What the task requires:
Copy out all of the material, matching it word for word.
******
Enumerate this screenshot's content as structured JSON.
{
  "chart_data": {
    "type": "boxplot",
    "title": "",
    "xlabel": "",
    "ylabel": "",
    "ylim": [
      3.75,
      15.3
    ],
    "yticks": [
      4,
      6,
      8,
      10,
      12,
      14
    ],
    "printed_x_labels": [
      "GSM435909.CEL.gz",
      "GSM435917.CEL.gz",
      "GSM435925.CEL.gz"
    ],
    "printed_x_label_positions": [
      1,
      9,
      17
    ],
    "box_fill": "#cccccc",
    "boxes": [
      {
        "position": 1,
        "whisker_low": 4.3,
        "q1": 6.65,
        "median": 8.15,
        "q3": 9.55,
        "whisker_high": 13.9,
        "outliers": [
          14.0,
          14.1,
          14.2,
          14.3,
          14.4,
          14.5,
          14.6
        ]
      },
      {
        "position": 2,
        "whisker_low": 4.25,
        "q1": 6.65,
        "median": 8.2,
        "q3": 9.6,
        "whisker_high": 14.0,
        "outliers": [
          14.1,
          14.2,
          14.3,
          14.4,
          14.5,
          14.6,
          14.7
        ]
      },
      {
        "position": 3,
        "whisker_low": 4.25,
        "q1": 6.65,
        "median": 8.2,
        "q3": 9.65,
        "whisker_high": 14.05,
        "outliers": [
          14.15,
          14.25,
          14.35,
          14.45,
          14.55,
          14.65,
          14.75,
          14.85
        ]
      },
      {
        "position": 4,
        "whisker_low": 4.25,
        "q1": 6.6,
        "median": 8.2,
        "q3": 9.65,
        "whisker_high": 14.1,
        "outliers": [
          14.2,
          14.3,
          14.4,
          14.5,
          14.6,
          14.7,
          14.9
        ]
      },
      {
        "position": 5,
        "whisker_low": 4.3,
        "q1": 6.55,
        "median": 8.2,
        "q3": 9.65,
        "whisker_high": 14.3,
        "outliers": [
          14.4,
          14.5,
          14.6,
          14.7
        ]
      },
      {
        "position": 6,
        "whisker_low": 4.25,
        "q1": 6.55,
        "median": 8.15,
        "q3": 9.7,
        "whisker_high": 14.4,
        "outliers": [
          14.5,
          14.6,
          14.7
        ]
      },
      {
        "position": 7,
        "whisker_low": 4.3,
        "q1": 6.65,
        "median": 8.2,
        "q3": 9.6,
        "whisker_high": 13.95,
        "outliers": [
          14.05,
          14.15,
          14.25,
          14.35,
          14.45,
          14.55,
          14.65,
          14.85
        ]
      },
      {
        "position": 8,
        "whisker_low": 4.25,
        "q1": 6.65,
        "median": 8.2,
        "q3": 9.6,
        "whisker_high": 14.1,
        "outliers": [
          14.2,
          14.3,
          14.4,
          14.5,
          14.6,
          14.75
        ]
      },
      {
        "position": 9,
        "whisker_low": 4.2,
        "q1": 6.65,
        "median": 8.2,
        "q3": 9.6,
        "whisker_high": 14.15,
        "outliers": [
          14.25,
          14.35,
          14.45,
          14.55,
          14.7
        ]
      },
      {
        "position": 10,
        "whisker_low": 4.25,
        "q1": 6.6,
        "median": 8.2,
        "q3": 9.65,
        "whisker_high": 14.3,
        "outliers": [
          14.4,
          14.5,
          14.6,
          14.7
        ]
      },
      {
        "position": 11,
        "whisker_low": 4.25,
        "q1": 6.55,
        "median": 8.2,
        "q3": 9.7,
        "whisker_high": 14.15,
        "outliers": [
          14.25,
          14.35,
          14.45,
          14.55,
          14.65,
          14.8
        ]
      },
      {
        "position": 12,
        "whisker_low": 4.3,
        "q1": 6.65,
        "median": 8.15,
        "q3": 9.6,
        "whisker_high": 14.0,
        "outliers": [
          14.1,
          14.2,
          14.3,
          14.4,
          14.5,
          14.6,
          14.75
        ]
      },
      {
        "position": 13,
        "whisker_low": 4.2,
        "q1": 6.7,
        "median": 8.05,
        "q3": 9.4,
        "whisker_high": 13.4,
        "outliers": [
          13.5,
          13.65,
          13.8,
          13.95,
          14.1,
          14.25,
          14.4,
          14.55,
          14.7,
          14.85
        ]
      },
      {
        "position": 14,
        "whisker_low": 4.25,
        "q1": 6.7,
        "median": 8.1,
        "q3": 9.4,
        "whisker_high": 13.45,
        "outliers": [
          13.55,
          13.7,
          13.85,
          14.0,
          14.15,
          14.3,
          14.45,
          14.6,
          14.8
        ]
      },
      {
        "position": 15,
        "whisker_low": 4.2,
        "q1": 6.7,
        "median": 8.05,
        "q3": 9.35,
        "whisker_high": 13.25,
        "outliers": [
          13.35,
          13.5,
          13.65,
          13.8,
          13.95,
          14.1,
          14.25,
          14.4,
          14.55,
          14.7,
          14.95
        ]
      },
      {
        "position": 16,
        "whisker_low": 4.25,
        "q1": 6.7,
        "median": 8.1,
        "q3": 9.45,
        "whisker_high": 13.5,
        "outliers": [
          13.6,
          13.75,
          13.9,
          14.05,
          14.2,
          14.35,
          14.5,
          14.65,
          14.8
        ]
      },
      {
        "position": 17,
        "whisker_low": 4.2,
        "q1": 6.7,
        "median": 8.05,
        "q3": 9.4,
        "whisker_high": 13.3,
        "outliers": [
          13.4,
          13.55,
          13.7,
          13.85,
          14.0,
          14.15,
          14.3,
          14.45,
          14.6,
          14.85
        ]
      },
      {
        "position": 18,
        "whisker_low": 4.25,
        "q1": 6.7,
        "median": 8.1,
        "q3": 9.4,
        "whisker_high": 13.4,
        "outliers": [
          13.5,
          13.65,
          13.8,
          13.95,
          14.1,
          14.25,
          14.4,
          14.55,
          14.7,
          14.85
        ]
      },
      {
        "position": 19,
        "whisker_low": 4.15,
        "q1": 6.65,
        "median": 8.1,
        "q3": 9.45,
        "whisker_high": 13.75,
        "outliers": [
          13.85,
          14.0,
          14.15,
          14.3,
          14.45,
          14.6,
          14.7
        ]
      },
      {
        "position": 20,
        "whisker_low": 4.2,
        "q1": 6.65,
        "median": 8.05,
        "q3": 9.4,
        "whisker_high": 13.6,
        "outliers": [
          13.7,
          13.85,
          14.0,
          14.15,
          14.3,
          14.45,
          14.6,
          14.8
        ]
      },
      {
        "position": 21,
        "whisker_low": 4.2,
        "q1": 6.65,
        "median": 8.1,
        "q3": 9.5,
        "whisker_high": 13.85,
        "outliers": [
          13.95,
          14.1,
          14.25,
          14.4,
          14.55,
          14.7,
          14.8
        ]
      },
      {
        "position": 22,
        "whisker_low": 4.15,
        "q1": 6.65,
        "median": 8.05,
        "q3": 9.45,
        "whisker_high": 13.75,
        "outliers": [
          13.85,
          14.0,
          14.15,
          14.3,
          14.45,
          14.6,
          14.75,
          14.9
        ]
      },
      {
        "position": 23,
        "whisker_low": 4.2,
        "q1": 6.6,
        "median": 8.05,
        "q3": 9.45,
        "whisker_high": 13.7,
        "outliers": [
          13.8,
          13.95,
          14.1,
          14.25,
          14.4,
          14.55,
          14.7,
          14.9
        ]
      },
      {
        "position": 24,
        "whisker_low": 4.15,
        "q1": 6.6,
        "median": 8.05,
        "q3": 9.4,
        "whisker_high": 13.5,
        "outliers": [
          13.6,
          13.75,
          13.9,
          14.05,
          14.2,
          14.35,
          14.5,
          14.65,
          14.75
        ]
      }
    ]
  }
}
******
Finished answer:
Enumerate this screenshot's content as structured JSON.
{
  "chart_data": {
    "type": "boxplot",
    "title": "",
    "xlabel": "",
    "ylabel": "",
    "ylim": [
      3.75,
      15.3
    ],
    "yticks": [
      4,
      6,
      8,
      10,
      12,
      14
    ],
    "printed_x_labels": [
      "GSM435909.CEL.gz",
      "GSM435917.CEL.gz",
      "GSM435925.CEL.gz"
    ],
    "printed_x_label_positions": [
      1,
      9,
      17
    ],
    "box_fill": "#cccccc",
    "boxes": [
      {
        "position": 1,
        "whisker_low": 4.3,
        "q1": 6.65,
        "median": 8.15,
        "q3": 9.55,
        "whisker_high": 13.9,
        "outliers": [
          14.0,
          14.1,
          14.2,
          14.3,
          14.4,
          14.5,
          14.6
        ]
      },
      {
        "position": 2,
        "whisker_low": 4.25,
        "q1": 6.65,
        "median": 8.2,
        "q3": 9.6,
        "whisker_high": 14.0,
        "outliers": [
          14.1,
          14.2,
          14.3,
          14.4,
          14.5,
          14.6,
          14.7
        ]
      },
      {
        "position": 3,
        "whisker_low": 4.25,
        "q1": 6.65,
        "median": 8.2,
        "q3": 9.65,
        "whisker_high": 14.05,
        "outliers": [
          14.15,
          14.25,
          14.35,
          14.45,
          14.55,
          14.65,
          14.75,
          14.85
        ]
      },
      {
        "position": 4,
        "whisker_low": 4.25,
        "q1": 6.6,
        "median": 8.2,
        "q3": 9.65,
        "whisker_high": 14.1,
        "outliers": [
          14.2,
          14.3,
          14.4,
          14.5,
          14.6,
          14.7,
          14.9
        ]
      },
      {
        "position": 5,
        "whisker_low": 4.3,
        "q1": 6.55,
        "median": 8.2,
        "q3": 9.65,
        "whisker_high": 14.3,
        "outliers": [
          14.4,
          14.5,
          14.6,
          14.7
        ]
      },
      {
        "position": 6,
        "whisker_low": 4.25,
        "q1": 6.55,
        "median": 8.15,
        "q3": 9.7,
        "whisker_high": 14.4,
        "outliers": [
          14.5,
          14.6,
          14.7
        ]
      },
      {
        "position": 7,
        "whisker_low": 4.3,
        "q1": 6.65,
        "median": 8.2,
        "q3": 9.6,
        "whisker_high": 13.95,
        "outliers": [
          14.05,
          14.15,
          14.25,
          14.35,
          14.45,
          14.55,
          14.65,
          14.85
        ]
      },
      {
        "position": 8,
        "whisker_low": 4.25,
        "q1": 6.65,
        "median": 8.2,
        "q3": 9.6,
        "whisker_high": 14.1,
        "outliers": [
          14.2,
          14.3,
          14.4,
          14.5,
          14.6,
          14.75
        ]
      },
      {
        "position": 9,
        "whisker_low": 4.2,
        "q1": 6.65,
        "median": 8.2,
        "q3": 9.6,
        "whisker_high": 14.15,
        "outliers": [
          14.25,
          14.35,
          14.45,
          14.55,
          14.7
        ]
      },
      {
        "position": 10,
        "whisker_low": 4.25,
        "q1": 6.6,
        "median": 8.2,
        "q3": 9.65,
        "whisker_high": 14.3,
        "outliers": [
          14.4,
          14.5,
          14.6,
          14.7
        ]
      },
      {
        "position": 11,
        "whisker_low": 4.25,
        "q1": 6.55,
        "median": 8.2,
        "q3": 9.7,
        "whisker_high": 14.15,
        "outliers": [
          14.25,
          14.35,
          14.45,
          14.55,
          14.65,
          14.8
        ]
      },
      {
        "position": 12,
        "whisker_low": 4.3,
        "q1": 6.65,
        "median": 8.15,
        "q3": 9.6,
        "whisker_high": 14.0,
        "outliers": [
          14.1,
          14.2,
          14.3,
          14.4,
          14.5,
          14.6,
          14.75
        ]
      },
      {
        "position": 13,
        "whisker_low": 4.2,
        "q1": 6.7,
        "median": 8.05,
        "q3": 9.4,
        "whisker_high": 13.4,
        "outliers": [
          13.5,
          13.65,
          13.8,
          13.95,
          14.1,
          14.25,
          14.4,
          14.55,
          14.7,
          14.85
        ]
      },
      {
        "position": 14,
        "whisker_low": 4.25,
        "q1": 6.7,
        "median": 8.1,
        "q3": 9.4,
        "whisker_high": 13.45,
        "outliers": [
          13.55,
          13.7,
          13.85,
          14.0,
          14.15,
          14.3,
          14.45,
          14.6,
          14.8
        ]
      },
      {
        "position": 15,
        "whisker_low": 4.2,
        "q1": 6.7,
        "median": 8.05,
        "q3": 9.35,
        "whisker_high": 13.25,
        "outliers": [
          13.35,
          13.5,
          13.65,
          13.8,
          13.95,
          14.1,
          14.25,
          14.4,
          14.55,
          14.7,
          14.95
        ]
      },
      {
        "position": 16,
        "whisker_low": 4.25,
        "q1": 6.7,
        "median": 8.1,
        "q3": 9.45,
        "whisker_high": 13.5,
        "outliers": [
          13.6,
          13.75,
          13.9,
          14.05,
          14.2,
          14.35,
          14.5,
          14.65,
          14.8
        ]
      },
      {
        "position": 17,
        "whisker_low": 4.2,
        "q1": 6.7,
        "median": 8.05,
        "q3": 9.4,
        "whisker_high": 13.3,
        "outliers": [
          13.4,
          13.55,
          13.7,
          13.85,
          14.0,
          14.15,
          14.3,
          14.45,
          14.6,
          14.85
        ]
      },
      {
        "position": 18,
        "whisker_low": 4.25,
        "q1": 6.7,
        "median": 8.1,
        "q3": 9.4,
        "whisker_high": 13.4,
        "outliers": [
          13.5,
          13.65,
          13.8,
          13.95,
          14.1,
          14.25,
          14.4,
          14.55,
          14.7,
          14.85
        ]
      },
      {
        "position": 19,
        "whisker_low": 4.15,
        "q1": 6.65,
        "median": 8.1,
        "q3": 9.45,
        "whisker_high": 13.75,
        "outliers": [
          13.85,
          14.0,
          14.15,
          14.3,
          14.45,
          14.6,
          14.7
        ]
      },
      {
        "position": 20,
        "whisker_low": 4.2,
        "q1": 6.65,
        "median": 8.05,
        "q3": 9.4,
        "whisker_high": 13.6,
        "outliers": [
          13.7,
          13.85,
          14.0,
          14.15,
          14.3,
          14.45,
          14.6,
          14.8
        ]
      },
      {
        "position": 21,
        "whisker_low": 4.2,
        "q1": 6.65,
        "median": 8.1,
        "q3": 9.5,
        "whisker_high": 13.85,
        "outliers": [
          13.95,
          14.1,
          14.25,
          14.4,
          14.55,
          14.7,
          14.8
        ]
      },
      {
        "position": 22,
        "whisker_low": 4.15,
        "q1": 6.65,
        "median": 8.05,
        "q3": 9.45,
        "whisker_high": 13.75,
        "outliers": [
          13.85,
          14.0,
          14.15,
          14.3,
          14.45,
          14.6,
          14.75,
          14.9
        ]
      },
      {
        "position": 23,
        "whisker_low": 4.2,
        "q1": 6.6,
        "median": 8.05,
        "q3": 9.45,
        "whisker_high": 13.7,
        "outliers": [
          13.8,
          13.95,
          14.1,
          14.25,
          14.4,
          14.55,
          14.7,
          14.9
        ]
      },
      {
        "position": 24,
        "whisker_low": 4.15,
        "q1": 6.6,
        "median": 8.05,
        "q3": 9.4,
        "whisker_high": 13.5,
        "outliers": [
          13.6,
          13.75,
          13.9,
          14.05,
          14.2,
          14.35,
          14.5,
          14.65,
          14.75
        ]
      }
    ]
  }
}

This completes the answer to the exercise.